Collected data

━━━

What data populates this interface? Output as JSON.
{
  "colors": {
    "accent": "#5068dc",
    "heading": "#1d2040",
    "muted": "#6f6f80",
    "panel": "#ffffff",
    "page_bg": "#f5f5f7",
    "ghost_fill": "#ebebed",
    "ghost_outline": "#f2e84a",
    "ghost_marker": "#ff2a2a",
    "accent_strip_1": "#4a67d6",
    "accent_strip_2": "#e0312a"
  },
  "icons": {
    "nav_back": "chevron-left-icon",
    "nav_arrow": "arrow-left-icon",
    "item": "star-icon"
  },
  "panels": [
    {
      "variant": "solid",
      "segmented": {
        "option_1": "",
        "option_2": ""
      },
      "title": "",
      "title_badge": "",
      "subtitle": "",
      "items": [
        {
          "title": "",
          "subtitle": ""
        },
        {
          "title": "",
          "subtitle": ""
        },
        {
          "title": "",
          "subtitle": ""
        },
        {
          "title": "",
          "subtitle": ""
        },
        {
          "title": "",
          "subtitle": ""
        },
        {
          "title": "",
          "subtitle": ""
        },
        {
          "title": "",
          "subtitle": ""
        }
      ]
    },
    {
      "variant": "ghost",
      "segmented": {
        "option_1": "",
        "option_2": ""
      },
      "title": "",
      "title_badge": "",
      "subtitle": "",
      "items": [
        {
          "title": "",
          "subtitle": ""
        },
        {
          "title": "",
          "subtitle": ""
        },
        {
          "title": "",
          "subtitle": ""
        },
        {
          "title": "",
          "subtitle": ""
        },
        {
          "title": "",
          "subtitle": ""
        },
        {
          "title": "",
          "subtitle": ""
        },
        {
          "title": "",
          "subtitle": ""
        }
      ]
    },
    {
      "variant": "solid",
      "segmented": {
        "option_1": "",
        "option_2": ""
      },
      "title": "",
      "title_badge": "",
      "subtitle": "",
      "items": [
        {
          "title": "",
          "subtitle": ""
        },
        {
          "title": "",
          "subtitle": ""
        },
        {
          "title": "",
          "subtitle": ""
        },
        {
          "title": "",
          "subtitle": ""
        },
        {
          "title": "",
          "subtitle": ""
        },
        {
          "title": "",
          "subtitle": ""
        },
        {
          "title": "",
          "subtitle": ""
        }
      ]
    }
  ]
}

━━━

Task instructions: Reproduce all the data word for word.

Exercise result:
What data populates this interface? Output as JSON.
{
  "colors": {
    "accent": "#5068dc",
    "heading": "#1d2040",
    "muted": "#6f6f80",
    "panel": "#ffffff",
    "page_bg": "#f5f5f7",
    "ghost_fill": "#ebebed",
    "ghost_outline": "#f2e84a",
    "ghost_marker": "#ff2a2a",
    "accent_strip_1": "#4a67d6",
    "accent_strip_2": "#e0312a"
  },
  "icons": {
    "nav_back": "chevron-left-icon",
    "nav_arrow": "arrow-left-icon",
    "item": "star-icon"
  },
  "panels": [
    {
      "variant": "solid",
      "segmented": {
        "option_1": "",
        "option_2": ""
      },
      "title": "",
      "title_badge": "",
      "subtitle": "",
      "items": [
        {
          "title": "",
          "subtitle": ""
        },
        {
          "title": "",
          "subtitle": ""
        },
        {
          "title": "",
          "subtitle": ""
        },
        {
          "title": "",
          "subtitle": ""
        },
        {
          "title": "",
          "subtitle": ""
        },
        {
          "title": "",
          "subtitle": ""
        },
        {
          "title": "",
          "subtitle": ""
        }
      ]
    },
    {
      "variant": "ghost",
      "segmented": {
        "option_1": "",
        "option_2": ""
      },
      "title": "",
      "title_badge": "",
      "subtitle": "",
      "items": [
        {
          "title": "",
          "subtitle": ""
        },
        {
          "title": "",
          "subtitle": ""
        },
        {
          "title": "",
          "subtitle": ""
        },
        {
          "title": "",
          "subtitle": ""
        },
        {
          "title": "",
          "subtitle": ""
        },
        {
          "title": "",
          "subtitle": ""
        },
        {
          "title": "",
          "subtitle": ""
        }
      ]
    },
    {
      "variant": "solid",
      "segmented": {
        "option_1": "",
        "option_2": ""
      },
      "title": "",
      "title_badge": "",
      "subtitle": "",
      "items": [
        {
          "title": "",
          "subtitle": ""
        },
        {
          "title": "",
          "subtitle": ""
        },
        {
          "title": "",
          "subtitle": ""
        },
        {
          "title": "",
          "subtitle": ""
        },
        {
          "title": "",
          "subtitle": ""
        },
        {
          "title": "",
          "subtitle": ""
        },
        {
          "title": "",
          "subtitle": ""
        }
      ]
    }
  ]
}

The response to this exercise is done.